### DATASET ROWS:
— begin —

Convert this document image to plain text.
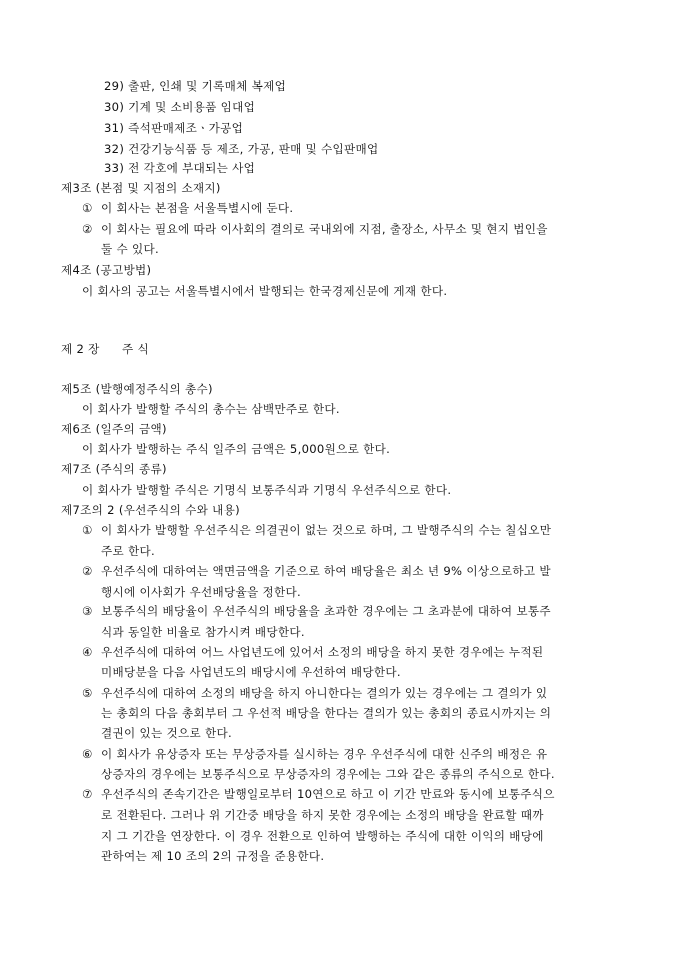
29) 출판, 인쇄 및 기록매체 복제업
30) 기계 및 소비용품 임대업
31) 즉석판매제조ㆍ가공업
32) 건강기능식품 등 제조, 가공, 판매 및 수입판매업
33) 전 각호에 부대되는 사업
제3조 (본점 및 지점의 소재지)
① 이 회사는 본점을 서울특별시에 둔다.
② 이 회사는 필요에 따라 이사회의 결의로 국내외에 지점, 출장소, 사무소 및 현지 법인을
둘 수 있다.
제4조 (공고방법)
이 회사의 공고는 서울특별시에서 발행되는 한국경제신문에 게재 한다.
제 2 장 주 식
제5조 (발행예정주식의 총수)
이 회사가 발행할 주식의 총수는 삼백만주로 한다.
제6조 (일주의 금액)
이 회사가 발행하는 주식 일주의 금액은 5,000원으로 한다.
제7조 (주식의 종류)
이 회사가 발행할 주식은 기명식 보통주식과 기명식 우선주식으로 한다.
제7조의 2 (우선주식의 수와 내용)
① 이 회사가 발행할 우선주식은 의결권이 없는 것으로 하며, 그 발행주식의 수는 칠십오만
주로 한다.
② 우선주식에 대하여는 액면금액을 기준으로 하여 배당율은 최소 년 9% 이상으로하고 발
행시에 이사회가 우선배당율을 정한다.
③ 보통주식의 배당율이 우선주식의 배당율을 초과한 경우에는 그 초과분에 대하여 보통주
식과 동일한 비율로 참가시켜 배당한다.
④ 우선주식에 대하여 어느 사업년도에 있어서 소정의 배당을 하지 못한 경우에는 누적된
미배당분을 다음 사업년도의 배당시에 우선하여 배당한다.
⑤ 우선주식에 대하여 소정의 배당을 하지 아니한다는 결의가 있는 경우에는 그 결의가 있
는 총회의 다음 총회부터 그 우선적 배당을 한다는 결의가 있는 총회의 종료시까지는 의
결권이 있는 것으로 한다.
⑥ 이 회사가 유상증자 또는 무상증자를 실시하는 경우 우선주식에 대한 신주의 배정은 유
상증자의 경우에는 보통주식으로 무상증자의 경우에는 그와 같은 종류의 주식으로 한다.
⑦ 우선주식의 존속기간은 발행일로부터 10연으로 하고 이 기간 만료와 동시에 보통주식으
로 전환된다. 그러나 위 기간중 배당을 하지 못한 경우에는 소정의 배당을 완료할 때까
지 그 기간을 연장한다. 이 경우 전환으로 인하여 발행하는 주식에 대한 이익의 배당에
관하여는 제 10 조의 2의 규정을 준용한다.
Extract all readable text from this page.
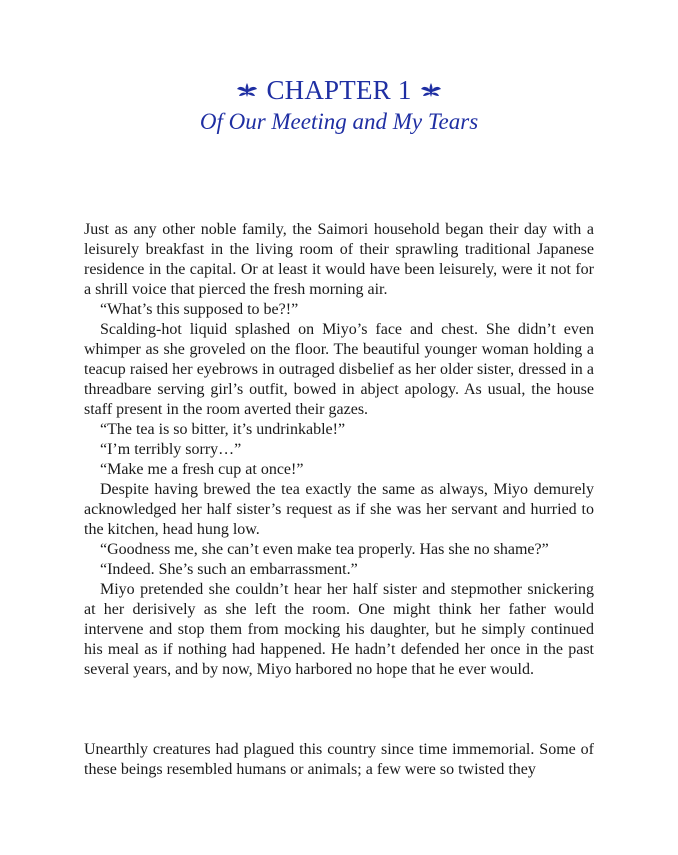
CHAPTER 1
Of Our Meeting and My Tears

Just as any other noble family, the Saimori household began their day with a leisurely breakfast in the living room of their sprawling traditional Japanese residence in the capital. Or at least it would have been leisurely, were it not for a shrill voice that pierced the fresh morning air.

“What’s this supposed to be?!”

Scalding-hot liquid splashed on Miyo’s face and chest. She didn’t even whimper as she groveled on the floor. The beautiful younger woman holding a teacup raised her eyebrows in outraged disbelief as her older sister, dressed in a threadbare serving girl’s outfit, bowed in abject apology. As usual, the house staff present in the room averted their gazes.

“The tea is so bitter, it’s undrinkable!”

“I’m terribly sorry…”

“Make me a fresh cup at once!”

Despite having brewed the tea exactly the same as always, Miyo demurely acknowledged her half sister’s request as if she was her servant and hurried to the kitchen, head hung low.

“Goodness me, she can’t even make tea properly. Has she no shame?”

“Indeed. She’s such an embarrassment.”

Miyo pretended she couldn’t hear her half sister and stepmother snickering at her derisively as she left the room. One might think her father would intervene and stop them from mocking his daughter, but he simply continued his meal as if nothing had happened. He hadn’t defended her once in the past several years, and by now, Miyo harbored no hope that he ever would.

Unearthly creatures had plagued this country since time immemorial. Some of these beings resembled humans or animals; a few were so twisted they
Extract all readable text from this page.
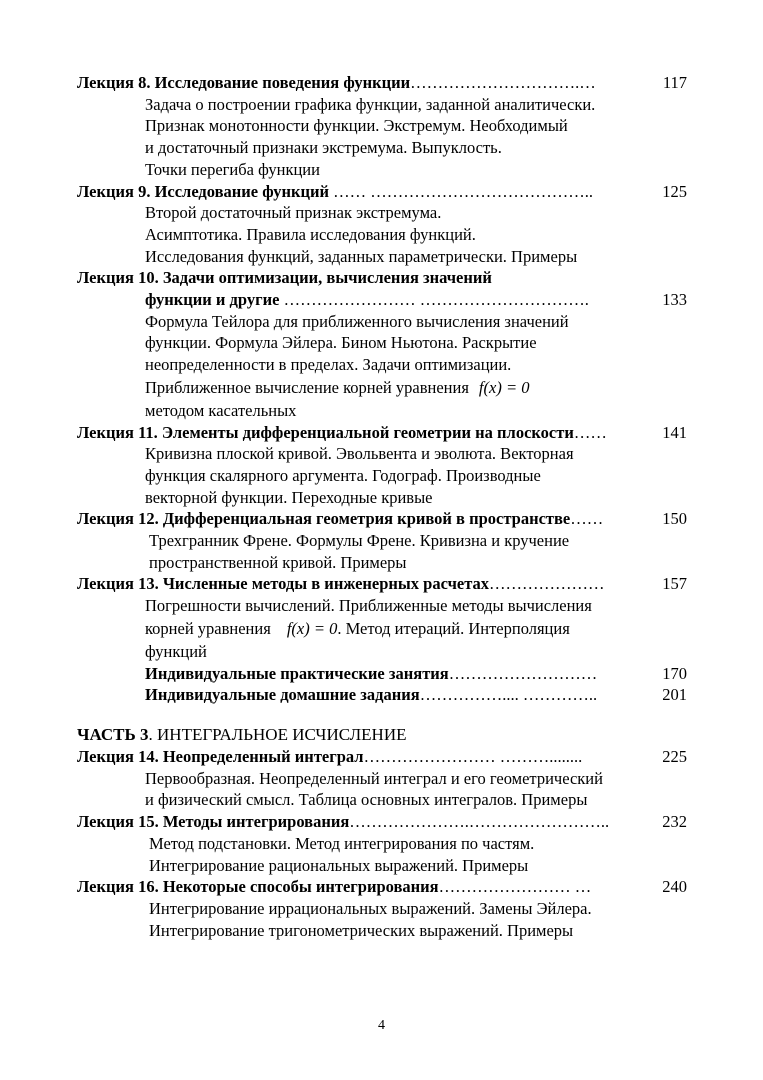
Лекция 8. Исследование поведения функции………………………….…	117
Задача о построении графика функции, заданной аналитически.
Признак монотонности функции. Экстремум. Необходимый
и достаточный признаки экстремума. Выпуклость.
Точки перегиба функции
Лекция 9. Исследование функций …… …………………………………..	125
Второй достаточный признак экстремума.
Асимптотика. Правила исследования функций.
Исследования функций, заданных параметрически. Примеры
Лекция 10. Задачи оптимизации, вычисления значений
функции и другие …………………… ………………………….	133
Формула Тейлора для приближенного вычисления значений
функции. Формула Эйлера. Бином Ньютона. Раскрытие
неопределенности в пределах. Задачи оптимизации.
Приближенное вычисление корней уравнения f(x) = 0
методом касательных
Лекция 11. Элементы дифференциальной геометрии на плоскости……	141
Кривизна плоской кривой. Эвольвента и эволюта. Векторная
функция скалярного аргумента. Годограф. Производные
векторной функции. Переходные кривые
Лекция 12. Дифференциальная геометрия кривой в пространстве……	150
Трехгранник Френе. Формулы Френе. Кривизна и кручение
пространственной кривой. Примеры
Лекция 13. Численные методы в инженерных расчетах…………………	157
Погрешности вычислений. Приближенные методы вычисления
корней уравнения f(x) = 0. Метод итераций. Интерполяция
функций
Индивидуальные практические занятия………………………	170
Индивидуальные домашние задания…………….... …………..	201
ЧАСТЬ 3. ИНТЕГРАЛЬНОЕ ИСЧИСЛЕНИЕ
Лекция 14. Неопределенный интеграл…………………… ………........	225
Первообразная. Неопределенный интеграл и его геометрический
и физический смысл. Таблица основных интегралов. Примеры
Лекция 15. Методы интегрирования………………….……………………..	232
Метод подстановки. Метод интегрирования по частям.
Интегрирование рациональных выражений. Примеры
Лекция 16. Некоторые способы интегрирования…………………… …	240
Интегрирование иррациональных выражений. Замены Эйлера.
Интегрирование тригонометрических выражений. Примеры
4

— end —

### WRITTEN REQUEST:
Find every line that holds "fresh" and copy it.

### ANSWER TO THE TASK:
Just as any other noble family, the Saimori household began their day with a leisurely breakfast in the living room of their sprawling traditional Japanese residence in the capital. Or at least it would have been leisurely, were it not for a shrill voice that pierced the fresh morning air.
“Make me a fresh cup at once!”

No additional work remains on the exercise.